• What you are asked to do: Having read the records, set them all down exactly as they appear.

• Dataset records of page text:
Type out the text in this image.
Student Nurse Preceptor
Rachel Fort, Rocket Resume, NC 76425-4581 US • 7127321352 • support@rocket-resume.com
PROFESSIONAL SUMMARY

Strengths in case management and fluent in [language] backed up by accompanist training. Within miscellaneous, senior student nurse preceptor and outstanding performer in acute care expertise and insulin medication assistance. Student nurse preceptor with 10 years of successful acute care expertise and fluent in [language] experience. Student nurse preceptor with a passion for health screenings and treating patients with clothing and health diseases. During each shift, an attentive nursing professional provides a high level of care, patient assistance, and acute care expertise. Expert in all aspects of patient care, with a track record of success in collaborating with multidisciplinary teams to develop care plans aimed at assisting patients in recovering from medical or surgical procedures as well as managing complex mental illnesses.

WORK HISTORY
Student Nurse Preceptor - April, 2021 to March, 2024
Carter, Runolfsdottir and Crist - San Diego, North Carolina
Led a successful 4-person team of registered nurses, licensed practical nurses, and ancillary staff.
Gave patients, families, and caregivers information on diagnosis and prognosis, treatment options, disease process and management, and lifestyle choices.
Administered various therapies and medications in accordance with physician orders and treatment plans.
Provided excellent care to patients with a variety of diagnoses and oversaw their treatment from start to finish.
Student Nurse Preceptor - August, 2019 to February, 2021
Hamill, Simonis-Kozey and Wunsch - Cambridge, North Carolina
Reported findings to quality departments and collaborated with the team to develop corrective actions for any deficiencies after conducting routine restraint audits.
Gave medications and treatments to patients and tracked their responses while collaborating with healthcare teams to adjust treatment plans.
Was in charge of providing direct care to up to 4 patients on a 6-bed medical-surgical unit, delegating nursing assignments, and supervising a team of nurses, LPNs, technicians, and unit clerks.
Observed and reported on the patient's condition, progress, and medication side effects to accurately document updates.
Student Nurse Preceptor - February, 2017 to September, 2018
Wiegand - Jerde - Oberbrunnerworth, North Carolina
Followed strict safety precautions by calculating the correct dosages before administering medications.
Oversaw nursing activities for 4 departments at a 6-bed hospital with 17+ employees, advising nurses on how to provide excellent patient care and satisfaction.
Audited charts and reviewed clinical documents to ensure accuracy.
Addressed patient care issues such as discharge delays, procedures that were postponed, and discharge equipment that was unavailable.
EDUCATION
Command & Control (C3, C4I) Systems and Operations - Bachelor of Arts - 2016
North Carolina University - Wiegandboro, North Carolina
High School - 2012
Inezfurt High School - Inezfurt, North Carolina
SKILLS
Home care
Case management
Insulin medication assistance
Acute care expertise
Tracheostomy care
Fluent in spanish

• Expected output:
Type out the text in this image.
Student Nurse Preceptor
Rachel Fort, Rocket Resume, NC 76425-4581 US • 7127321352 • support@rocket-resume.com
PROFESSIONAL SUMMARY

Strengths in case management and fluent in [language] backed up by accompanist training. Within miscellaneous, senior student nurse preceptor and outstanding performer in acute care expertise and insulin medication assistance. Student nurse preceptor with 10 years of successful acute care expertise and fluent in [language] experience. Student nurse preceptor with a passion for health screenings and treating patients with clothing and health diseases. During each shift, an attentive nursing professional provides a high level of care, patient assistance, and acute care expertise. Expert in all aspects of patient care, with a track record of success in collaborating with multidisciplinary teams to develop care plans aimed at assisting patients in recovering from medical or surgical procedures as well as managing complex mental illnesses.

WORK HISTORY
Student Nurse Preceptor - April, 2021 to March, 2024
Carter, Runolfsdottir and Crist - San Diego, North Carolina
Led a successful 4-person team of registered nurses, licensed practical nurses, and ancillary staff.
Gave patients, families, and caregivers information on diagnosis and prognosis, treatment options, disease process and management, and lifestyle choices.
Administered various therapies and medications in accordance with physician orders and treatment plans.
Provided excellent care to patients with a variety of diagnoses and oversaw their treatment from start to finish.
Student Nurse Preceptor - August, 2019 to February, 2021
Hamill, Simonis-Kozey and Wunsch - Cambridge, North Carolina
Reported findings to quality departments and collaborated with the team to develop corrective actions for any deficiencies after conducting routine restraint audits.
Gave medications and treatments to patients and tracked their responses while collaborating with healthcare teams to adjust treatment plans.
Was in charge of providing direct care to up to 4 patients on a 6-bed medical-surgical unit, delegating nursing assignments, and supervising a team of nurses, LPNs, technicians, and unit clerks.
Observed and reported on the patient's condition, progress, and medication side effects to accurately document updates.
Student Nurse Preceptor - February, 2017 to September, 2018
Wiegand - Jerde - Oberbrunnerworth, North Carolina
Followed strict safety precautions by calculating the correct dosages before administering medications.
Oversaw nursing activities for 4 departments at a 6-bed hospital with 17+ employees, advising nurses on how to provide excellent patient care and satisfaction.
Audited charts and reviewed clinical documents to ensure accuracy.
Addressed patient care issues such as discharge delays, procedures that were postponed, and discharge equipment that was unavailable.
EDUCATION
Command & Control (C3, C4I) Systems and Operations - Bachelor of Arts - 2016
North Carolina University - Wiegandboro, North Carolina
High School - 2012
Inezfurt High School - Inezfurt, North Carolina
SKILLS
Home care
Case management
Insulin medication assistance
Acute care expertise
Tracheostomy care
Fluent in spanish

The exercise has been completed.